**WHAT THE EXERCISE ASKS**
All of the listing below must be repeated word for word. Pictures are the only thing to omit.

**INFORMATION SHOWN**
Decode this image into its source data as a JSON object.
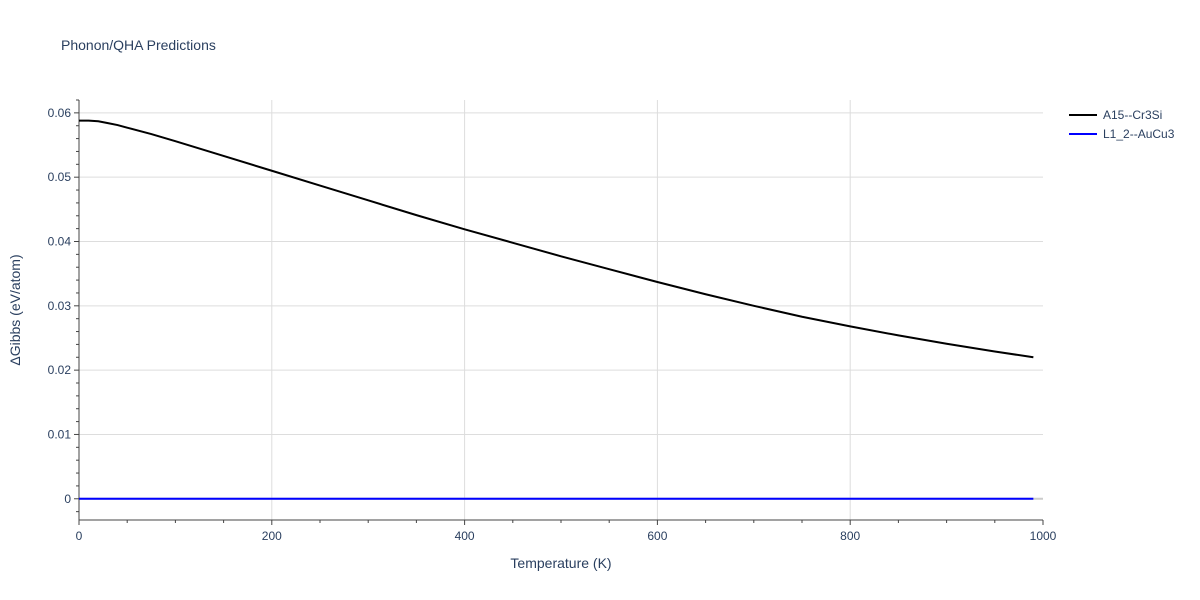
{
  "chart_data": {
    "type": "line",
    "title": "Phonon/QHA Predictions",
    "xlabel": "Temperature (K)",
    "ylabel": "ΔGibbs (eV/atom)",
    "xlim": [
      0,
      1000
    ],
    "ylim": [
      -0.0033,
      0.062
    ],
    "xticks": [
      0,
      200,
      400,
      600,
      800,
      1000
    ],
    "xtick_labels": [
      "0",
      "200",
      "400",
      "600",
      "800",
      "1000"
    ],
    "yticks": [
      0,
      0.01,
      0.02,
      0.03,
      0.04,
      0.05,
      0.06
    ],
    "ytick_labels": [
      "0",
      "0.01",
      "0.02",
      "0.03",
      "0.04",
      "0.05",
      "0.06"
    ],
    "grid": true,
    "legend_position": "top-right",
    "series": [
      {
        "name": "A15--Cr3Si",
        "color": "#000000",
        "x": [
          0,
          10,
          20,
          30,
          40,
          50,
          75,
          100,
          150,
          200,
          250,
          300,
          350,
          400,
          450,
          500,
          550,
          600,
          650,
          700,
          750,
          800,
          850,
          900,
          950,
          990
        ],
        "y": [
          0.0588,
          0.0588,
          0.0587,
          0.0584,
          0.0581,
          0.0577,
          0.0567,
          0.0556,
          0.0533,
          0.051,
          0.0487,
          0.0464,
          0.0441,
          0.0419,
          0.0398,
          0.0377,
          0.0357,
          0.0337,
          0.0318,
          0.03,
          0.0283,
          0.0268,
          0.0254,
          0.0241,
          0.0229,
          0.022
        ]
      },
      {
        "name": "L1_2--AuCu3",
        "color": "#0000ff",
        "x": [
          0,
          990
        ],
        "y": [
          0,
          0
        ]
      }
    ]
  }
}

**CORRECT ANSWER**
Decode this image into its source data as a JSON object.
{
  "chart_data": {
    "type": "line",
    "title": "Phonon/QHA Predictions",
    "xlabel": "Temperature (K)",
    "ylabel": "ΔGibbs (eV/atom)",
    "xlim": [
      0,
      1000
    ],
    "ylim": [
      -0.0033,
      0.062
    ],
    "xticks": [
      0,
      200,
      400,
      600,
      800,
      1000
    ],
    "xtick_labels": [
      "0",
      "200",
      "400",
      "600",
      "800",
      "1000"
    ],
    "yticks": [
      0,
      0.01,
      0.02,
      0.03,
      0.04,
      0.05,
      0.06
    ],
    "ytick_labels": [
      "0",
      "0.01",
      "0.02",
      "0.03",
      "0.04",
      "0.05",
      "0.06"
    ],
    "grid": true,
    "legend_position": "top-right",
    "series": [
      {
        "name": "A15--Cr3Si",
        "color": "#000000",
        "x": [
          0,
          10,
          20,
          30,
          40,
          50,
          75,
          100,
          150,
          200,
          250,
          300,
          350,
          400,
          450,
          500,
          550,
          600,
          650,
          700,
          750,
          800,
          850,
          900,
          950,
          990
        ],
        "y": [
          0.0588,
          0.0588,
          0.0587,
          0.0584,
          0.0581,
          0.0577,
          0.0567,
          0.0556,
          0.0533,
          0.051,
          0.0487,
          0.0464,
          0.0441,
          0.0419,
          0.0398,
          0.0377,
          0.0357,
          0.0337,
          0.0318,
          0.03,
          0.0283,
          0.0268,
          0.0254,
          0.0241,
          0.0229,
          0.022
        ]
      },
      {
        "name": "L1_2--AuCu3",
        "color": "#0000ff",
        "x": [
          0,
          990
        ],
        "y": [
          0,
          0
        ]
      }
    ]
  }
}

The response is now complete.